What is needed — Using the material below, copy every line where "title" appears.

(Extracted records)
■ ■ ■ ■ ■ ■ ■
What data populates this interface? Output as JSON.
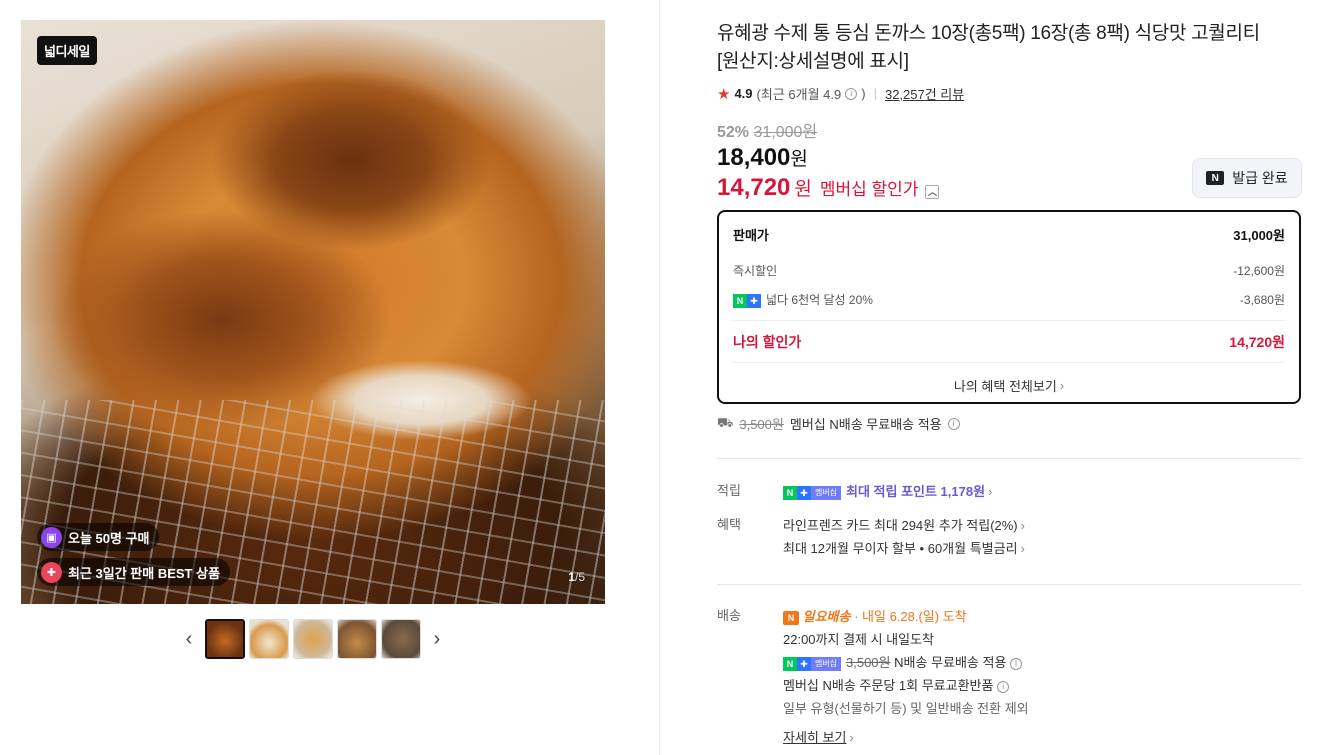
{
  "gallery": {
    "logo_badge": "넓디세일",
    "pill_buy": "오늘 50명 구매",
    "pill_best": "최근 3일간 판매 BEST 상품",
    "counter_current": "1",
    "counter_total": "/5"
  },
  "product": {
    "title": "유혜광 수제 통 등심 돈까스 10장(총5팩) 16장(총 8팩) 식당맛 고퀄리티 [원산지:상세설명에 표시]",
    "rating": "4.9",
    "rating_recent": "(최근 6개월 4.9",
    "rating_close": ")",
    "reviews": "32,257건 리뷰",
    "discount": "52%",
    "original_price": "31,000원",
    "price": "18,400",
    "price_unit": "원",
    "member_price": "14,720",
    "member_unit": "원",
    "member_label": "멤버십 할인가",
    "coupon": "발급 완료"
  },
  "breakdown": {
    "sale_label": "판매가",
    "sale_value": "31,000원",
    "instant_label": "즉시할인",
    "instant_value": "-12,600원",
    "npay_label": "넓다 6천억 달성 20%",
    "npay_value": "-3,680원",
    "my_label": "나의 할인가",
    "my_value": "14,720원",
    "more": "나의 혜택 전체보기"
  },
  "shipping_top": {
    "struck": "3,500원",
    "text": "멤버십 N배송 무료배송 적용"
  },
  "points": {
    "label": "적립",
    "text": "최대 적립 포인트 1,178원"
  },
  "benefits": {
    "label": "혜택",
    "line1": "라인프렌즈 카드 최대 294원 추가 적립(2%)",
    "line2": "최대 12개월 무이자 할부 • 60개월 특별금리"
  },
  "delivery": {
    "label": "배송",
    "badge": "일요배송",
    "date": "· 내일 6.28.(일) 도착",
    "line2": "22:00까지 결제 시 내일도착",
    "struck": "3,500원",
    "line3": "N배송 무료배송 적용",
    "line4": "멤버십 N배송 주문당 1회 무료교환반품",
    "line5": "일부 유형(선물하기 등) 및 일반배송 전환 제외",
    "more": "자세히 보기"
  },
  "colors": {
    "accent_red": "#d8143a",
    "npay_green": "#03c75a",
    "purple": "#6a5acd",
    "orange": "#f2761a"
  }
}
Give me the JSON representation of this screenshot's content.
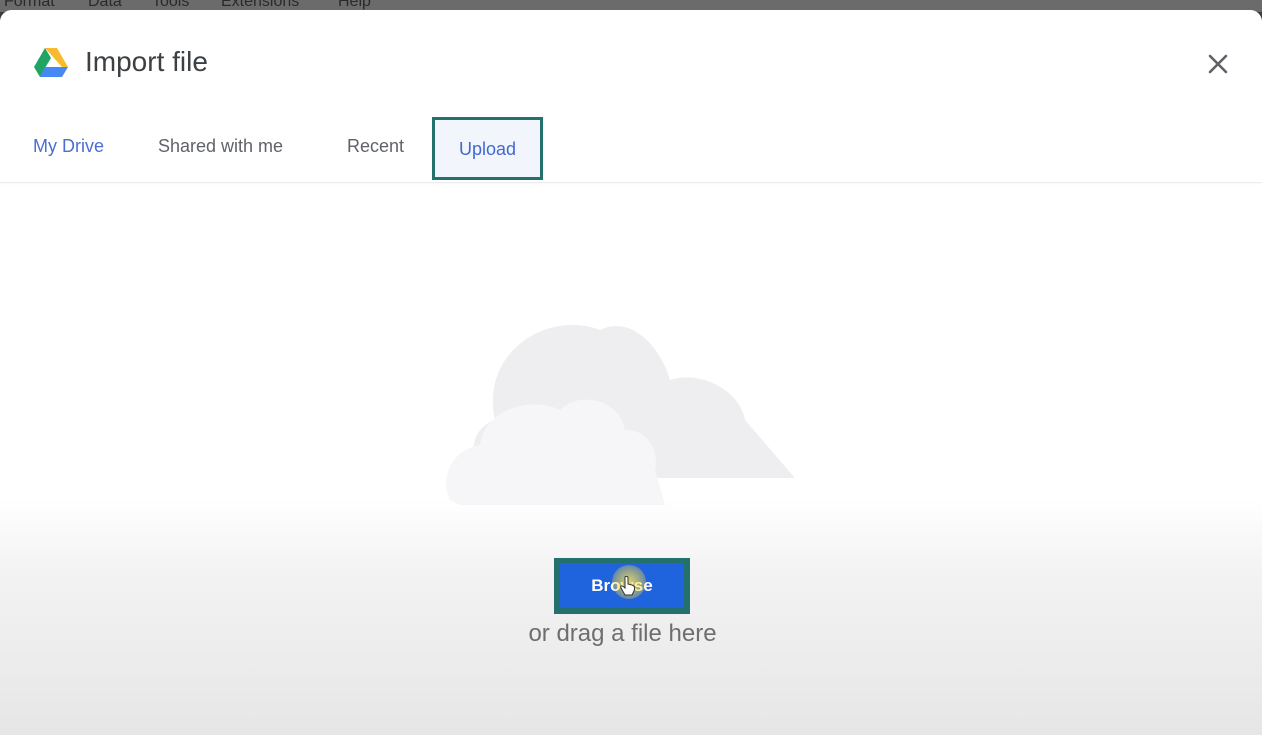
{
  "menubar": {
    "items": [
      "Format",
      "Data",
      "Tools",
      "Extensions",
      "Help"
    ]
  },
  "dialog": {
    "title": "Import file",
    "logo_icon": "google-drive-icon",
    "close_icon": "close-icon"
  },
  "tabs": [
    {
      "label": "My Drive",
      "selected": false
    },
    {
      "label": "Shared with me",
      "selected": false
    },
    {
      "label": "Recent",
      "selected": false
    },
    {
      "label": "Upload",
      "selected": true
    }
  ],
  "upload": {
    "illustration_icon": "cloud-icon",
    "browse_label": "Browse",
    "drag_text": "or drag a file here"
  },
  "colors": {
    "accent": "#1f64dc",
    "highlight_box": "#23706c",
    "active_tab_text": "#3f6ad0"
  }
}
■ ■ ■ ■ ■ ■ ■
Task solution —
    "title": "유혜광 수제 통 등심 돈까스 10장(총5팩) 16장(총 8팩) 식당맛 고퀄리티 [원산지:상세설명에 표시]",
    "title": "Import file",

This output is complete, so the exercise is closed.